● Data to use

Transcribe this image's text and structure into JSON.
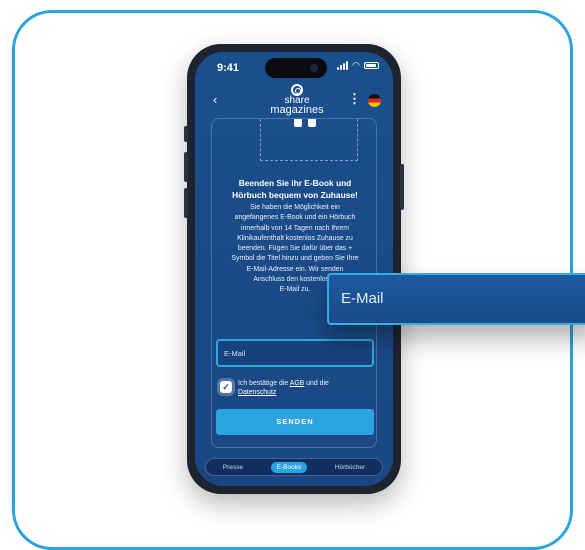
{
  "status": {
    "time": "9:41"
  },
  "header": {
    "logo_line1": "share",
    "logo_line2": "magazines",
    "back_icon": "‹",
    "menu_icon": "⋮"
  },
  "content": {
    "headline_line1": "Beenden Sie ihr E-Book und",
    "headline_line2": "Hörbuch bequem von Zuhause!",
    "body_lines": [
      "Sie haben die Möglichkeit ein",
      "angefangenes E-Book und ein Hörbuch",
      "innerhalb von 14 Tagen nach Ihrem",
      "Klinikaufenthalt kostenlos Zuhause zu",
      "beenden. Fügen Sie dafür über das +",
      "Symbol die Titel hinzu und geben Sie Ihre",
      "E-Mail-Adresse ein. Wir senden",
      "Anschluss den kostenlosen",
      "E-Mail zu."
    ],
    "email_placeholder": "E-Mail",
    "consent_prefix": "Ich bestätige die ",
    "consent_agb": "AGB",
    "consent_middle": " und die",
    "consent_privacy": "Datenschutz",
    "send_label": "SENDEN"
  },
  "tabs": [
    {
      "label": "Presse",
      "active": false
    },
    {
      "label": "E-Books",
      "active": true
    },
    {
      "label": "Hörbücher",
      "active": false
    }
  ],
  "callout": {
    "text": "E-Mail"
  },
  "colors": {
    "accent": "#2aa3df",
    "screen_bg": "#1a4b88",
    "frame": "#2aa3df"
  }
}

● Problem to work on
Your copy of the records above should be exact and contain no pictures.

● Answer to the problem
Transcribe this image's text and structure into JSON.
{
  "status": {
    "time": "9:41"
  },
  "header": {
    "logo_line1": "share",
    "logo_line2": "magazines",
    "back_icon": "‹",
    "menu_icon": "⋮"
  },
  "content": {
    "headline_line1": "Beenden Sie ihr E-Book und",
    "headline_line2": "Hörbuch bequem von Zuhause!",
    "body_lines": [
      "Sie haben die Möglichkeit ein",
      "angefangenes E-Book und ein Hörbuch",
      "innerhalb von 14 Tagen nach Ihrem",
      "Klinikaufenthalt kostenlos Zuhause zu",
      "beenden. Fügen Sie dafür über das +",
      "Symbol die Titel hinzu und geben Sie Ihre",
      "E-Mail-Adresse ein. Wir senden",
      "Anschluss den kostenlosen",
      "E-Mail zu."
    ],
    "email_placeholder": "E-Mail",
    "consent_prefix": "Ich bestätige die ",
    "consent_agb": "AGB",
    "consent_middle": " und die",
    "consent_privacy": "Datenschutz",
    "send_label": "SENDEN"
  },
  "tabs": [
    {
      "label": "Presse",
      "active": false
    },
    {
      "label": "E-Books",
      "active": true
    },
    {
      "label": "Hörbücher",
      "active": false
    }
  ],
  "callout": {
    "text": "E-Mail"
  },
  "colors": {
    "accent": "#2aa3df",
    "screen_bg": "#1a4b88",
    "frame": "#2aa3df"
  }
}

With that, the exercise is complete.